WHAT THE EXERCISE ASKS
Filter the entries and keep only the lines where the string "Frequency" appears.
┌─ RECORDS TO USE
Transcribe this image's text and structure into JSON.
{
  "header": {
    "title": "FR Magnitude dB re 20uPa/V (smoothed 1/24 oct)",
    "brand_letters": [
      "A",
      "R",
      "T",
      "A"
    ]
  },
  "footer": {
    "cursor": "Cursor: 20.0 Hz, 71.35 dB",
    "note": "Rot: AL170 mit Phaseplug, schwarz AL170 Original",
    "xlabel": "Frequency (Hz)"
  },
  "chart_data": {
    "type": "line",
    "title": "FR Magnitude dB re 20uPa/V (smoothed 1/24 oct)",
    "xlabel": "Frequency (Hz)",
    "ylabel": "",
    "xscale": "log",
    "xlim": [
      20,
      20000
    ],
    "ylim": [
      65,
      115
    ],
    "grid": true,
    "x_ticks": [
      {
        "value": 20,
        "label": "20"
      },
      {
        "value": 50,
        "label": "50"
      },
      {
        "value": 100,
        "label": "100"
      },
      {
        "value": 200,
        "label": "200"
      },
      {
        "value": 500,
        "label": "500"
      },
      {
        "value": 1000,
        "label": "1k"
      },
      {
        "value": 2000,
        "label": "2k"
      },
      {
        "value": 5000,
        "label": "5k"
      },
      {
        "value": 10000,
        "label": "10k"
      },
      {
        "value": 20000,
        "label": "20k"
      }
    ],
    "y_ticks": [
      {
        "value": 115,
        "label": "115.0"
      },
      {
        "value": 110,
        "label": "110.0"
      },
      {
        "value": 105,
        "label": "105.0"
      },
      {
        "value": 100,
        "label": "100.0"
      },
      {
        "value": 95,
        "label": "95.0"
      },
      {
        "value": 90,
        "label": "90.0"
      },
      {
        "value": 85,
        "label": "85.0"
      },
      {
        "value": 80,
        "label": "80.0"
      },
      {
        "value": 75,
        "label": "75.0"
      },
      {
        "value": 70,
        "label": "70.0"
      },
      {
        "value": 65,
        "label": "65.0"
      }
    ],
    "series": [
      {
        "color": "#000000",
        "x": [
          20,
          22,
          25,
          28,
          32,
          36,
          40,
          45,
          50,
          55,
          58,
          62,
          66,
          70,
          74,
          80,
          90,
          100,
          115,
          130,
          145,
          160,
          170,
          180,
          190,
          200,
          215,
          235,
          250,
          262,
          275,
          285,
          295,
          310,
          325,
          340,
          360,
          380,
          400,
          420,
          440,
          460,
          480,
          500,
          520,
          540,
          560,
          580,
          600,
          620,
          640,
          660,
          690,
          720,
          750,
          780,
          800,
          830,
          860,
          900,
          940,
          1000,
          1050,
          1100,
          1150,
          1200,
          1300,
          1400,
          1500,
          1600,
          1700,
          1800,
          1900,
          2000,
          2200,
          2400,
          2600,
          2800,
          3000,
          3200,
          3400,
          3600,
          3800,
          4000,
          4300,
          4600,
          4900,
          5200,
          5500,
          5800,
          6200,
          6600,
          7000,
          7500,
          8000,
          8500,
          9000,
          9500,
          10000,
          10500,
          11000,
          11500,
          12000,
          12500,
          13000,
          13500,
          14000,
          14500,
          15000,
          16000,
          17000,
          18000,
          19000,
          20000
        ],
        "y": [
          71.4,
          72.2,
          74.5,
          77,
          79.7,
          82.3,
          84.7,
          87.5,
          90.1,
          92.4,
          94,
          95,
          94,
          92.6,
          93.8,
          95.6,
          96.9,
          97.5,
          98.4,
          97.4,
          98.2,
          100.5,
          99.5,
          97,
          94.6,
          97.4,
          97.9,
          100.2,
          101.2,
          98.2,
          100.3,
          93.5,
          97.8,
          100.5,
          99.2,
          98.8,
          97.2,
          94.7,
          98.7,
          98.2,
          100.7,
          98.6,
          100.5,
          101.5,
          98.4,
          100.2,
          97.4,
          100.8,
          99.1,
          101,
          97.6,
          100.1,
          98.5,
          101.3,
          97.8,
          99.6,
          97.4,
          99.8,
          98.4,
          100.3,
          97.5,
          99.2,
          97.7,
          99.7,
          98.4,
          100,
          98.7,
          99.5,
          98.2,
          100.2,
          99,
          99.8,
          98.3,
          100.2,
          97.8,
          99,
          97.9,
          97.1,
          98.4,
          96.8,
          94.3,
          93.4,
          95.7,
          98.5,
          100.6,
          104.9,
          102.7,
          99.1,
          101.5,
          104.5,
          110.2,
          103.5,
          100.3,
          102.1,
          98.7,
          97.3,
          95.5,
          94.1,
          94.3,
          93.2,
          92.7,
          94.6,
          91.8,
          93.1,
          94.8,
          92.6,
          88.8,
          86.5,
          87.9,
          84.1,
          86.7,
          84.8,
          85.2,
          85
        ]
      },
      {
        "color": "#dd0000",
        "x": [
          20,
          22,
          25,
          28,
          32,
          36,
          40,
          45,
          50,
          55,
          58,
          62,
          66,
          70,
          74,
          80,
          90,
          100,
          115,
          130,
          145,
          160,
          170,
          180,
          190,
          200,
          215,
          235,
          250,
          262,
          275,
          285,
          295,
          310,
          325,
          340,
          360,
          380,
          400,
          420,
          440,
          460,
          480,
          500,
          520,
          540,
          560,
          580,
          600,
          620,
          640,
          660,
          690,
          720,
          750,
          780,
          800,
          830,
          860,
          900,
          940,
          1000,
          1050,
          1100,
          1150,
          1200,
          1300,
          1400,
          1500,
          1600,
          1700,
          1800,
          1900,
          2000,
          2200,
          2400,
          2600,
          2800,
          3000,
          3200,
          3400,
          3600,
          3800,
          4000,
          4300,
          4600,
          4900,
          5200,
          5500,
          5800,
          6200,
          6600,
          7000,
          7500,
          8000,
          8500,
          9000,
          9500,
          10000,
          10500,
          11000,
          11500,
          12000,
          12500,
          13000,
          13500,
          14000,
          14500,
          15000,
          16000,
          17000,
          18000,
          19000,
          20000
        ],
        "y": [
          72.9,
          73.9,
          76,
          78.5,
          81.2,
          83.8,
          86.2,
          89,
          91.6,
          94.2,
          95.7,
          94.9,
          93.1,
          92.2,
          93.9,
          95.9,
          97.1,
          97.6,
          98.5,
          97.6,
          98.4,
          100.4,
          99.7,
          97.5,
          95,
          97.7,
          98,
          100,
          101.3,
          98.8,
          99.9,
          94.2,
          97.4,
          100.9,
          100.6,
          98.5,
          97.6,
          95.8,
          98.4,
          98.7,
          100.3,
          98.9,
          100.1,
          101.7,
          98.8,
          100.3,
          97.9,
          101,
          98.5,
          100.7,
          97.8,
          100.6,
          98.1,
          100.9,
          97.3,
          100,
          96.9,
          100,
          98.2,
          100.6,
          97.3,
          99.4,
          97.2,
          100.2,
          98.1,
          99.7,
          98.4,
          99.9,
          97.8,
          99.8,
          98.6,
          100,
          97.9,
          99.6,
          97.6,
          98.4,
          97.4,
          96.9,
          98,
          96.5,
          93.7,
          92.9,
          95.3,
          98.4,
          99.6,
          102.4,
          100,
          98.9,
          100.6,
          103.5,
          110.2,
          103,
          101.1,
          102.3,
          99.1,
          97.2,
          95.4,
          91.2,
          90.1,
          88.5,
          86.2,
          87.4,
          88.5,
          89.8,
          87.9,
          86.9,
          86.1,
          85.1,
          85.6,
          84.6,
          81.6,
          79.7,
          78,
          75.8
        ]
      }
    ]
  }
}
└─
ANSWER TO THIS EXERCISE
    "xlabel": "Frequency (Hz)"
    "xlabel": "Frequency (Hz)",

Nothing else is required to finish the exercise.